*DATA EXCERPTS*.

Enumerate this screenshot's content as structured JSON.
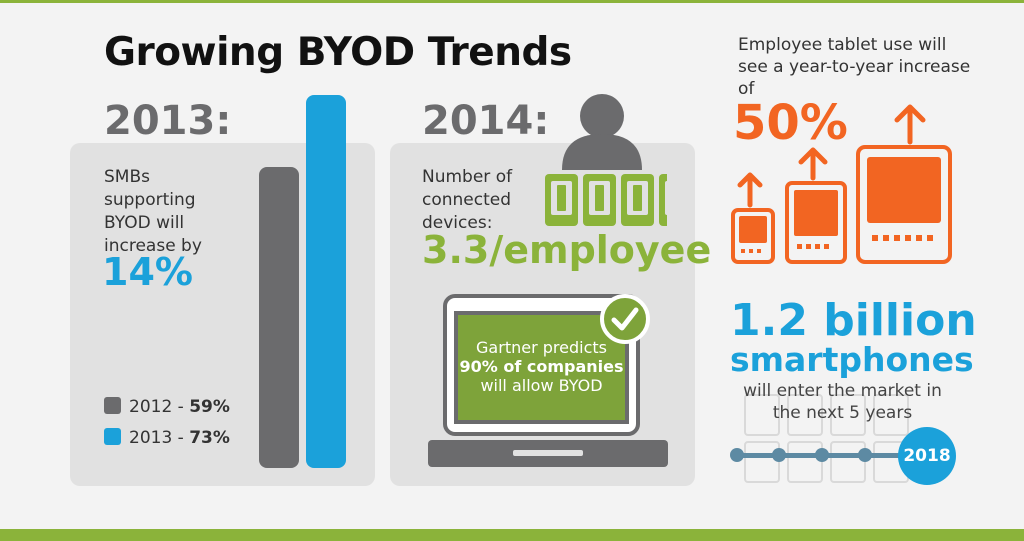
{
  "title": "Growing BYOD Trends",
  "colors": {
    "green": "#8bb33a",
    "blue": "#1ba1da",
    "orange": "#f26522",
    "gray": "#6b6b6d"
  },
  "section_2013": {
    "year": "2013:",
    "description": "SMBs supporting BYOD will increase by",
    "highlight": "14%",
    "legend": [
      {
        "year_label": "2012 - ",
        "value_label": "59%",
        "value": 59
      },
      {
        "year_label": "2013 - ",
        "value_label": "73%",
        "value": 73
      }
    ]
  },
  "section_2014": {
    "year": "2014:",
    "description": "Number of connected devices:",
    "highlight": "3.3/employee",
    "gartner_line1": "Gartner predicts",
    "gartner_line2": "90% of companies",
    "gartner_line3": "will allow BYOD",
    "icons": [
      "person-icon",
      "phone-icon",
      "laptop-icon",
      "checkmark-icon"
    ]
  },
  "tablet": {
    "text": "Employee tablet use will see a year-to-year increase of",
    "highlight": "50%",
    "icons": [
      "arrow-up-icon",
      "tablet-icon"
    ]
  },
  "smartphones": {
    "line1": "1.2 billion",
    "line2": "smartphones",
    "text": "will enter the market in the next 5 years",
    "year_badge": "2018"
  }
}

*WHAT YOU NEED TO DO*.
Can you restate all the records above word for word while dropping the pictures?

*RIGHT ANSWER*.
Enumerate this screenshot's content as structured JSON.
{
  "title": "Growing BYOD Trends",
  "colors": {
    "green": "#8bb33a",
    "blue": "#1ba1da",
    "orange": "#f26522",
    "gray": "#6b6b6d"
  },
  "section_2013": {
    "year": "2013:",
    "description": "SMBs supporting BYOD will increase by",
    "highlight": "14%",
    "legend": [
      {
        "year_label": "2012 - ",
        "value_label": "59%",
        "value": 59
      },
      {
        "year_label": "2013 - ",
        "value_label": "73%",
        "value": 73
      }
    ]
  },
  "section_2014": {
    "year": "2014:",
    "description": "Number of connected devices:",
    "highlight": "3.3/employee",
    "gartner_line1": "Gartner predicts",
    "gartner_line2": "90% of companies",
    "gartner_line3": "will allow BYOD",
    "icons": [
      "person-icon",
      "phone-icon",
      "laptop-icon",
      "checkmark-icon"
    ]
  },
  "tablet": {
    "text": "Employee tablet use will see a year-to-year increase of",
    "highlight": "50%",
    "icons": [
      "arrow-up-icon",
      "tablet-icon"
    ]
  },
  "smartphones": {
    "line1": "1.2 billion",
    "line2": "smartphones",
    "text": "will enter the market in the next 5 years",
    "year_badge": "2018"
  }
}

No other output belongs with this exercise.